[EXERCISE TASK]: Quote all of the data exactly as given. Skip every picture it contains.

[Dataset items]
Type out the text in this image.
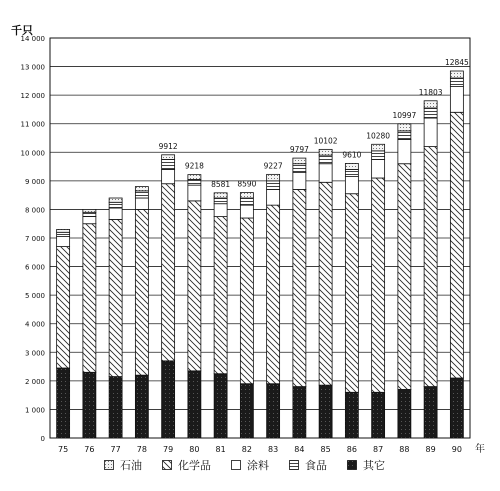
0
1 000
2 000
3 000
4 000
5 000
6 000
7 000
8 000
9 000
10 000
11 000
12 000
13 000
14 000
千只
75 76 77 78 79
9912
80
9218
81
8581
82
8590
83
9227
84
9797
85
10102
86
9610
87
10280
88
10997
89
11803
90
12845
年
石油	化学品	涂料	食品	其它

[EXERCISE RESPONSE]:
Type out the text in this image.
0
1 000
2 000
3 000
4 000
5 000
6 000
7 000
8 000
9 000
10 000
11 000
12 000
13 000
14 000
千只
75 76 77 78 79
9912
80
9218
81
8581
82
8590
83
9227
84
9797
85
10102
86
9610
87
10280
88
10997
89
11803
90
12845
年
石油	化学品	涂料	食品	其它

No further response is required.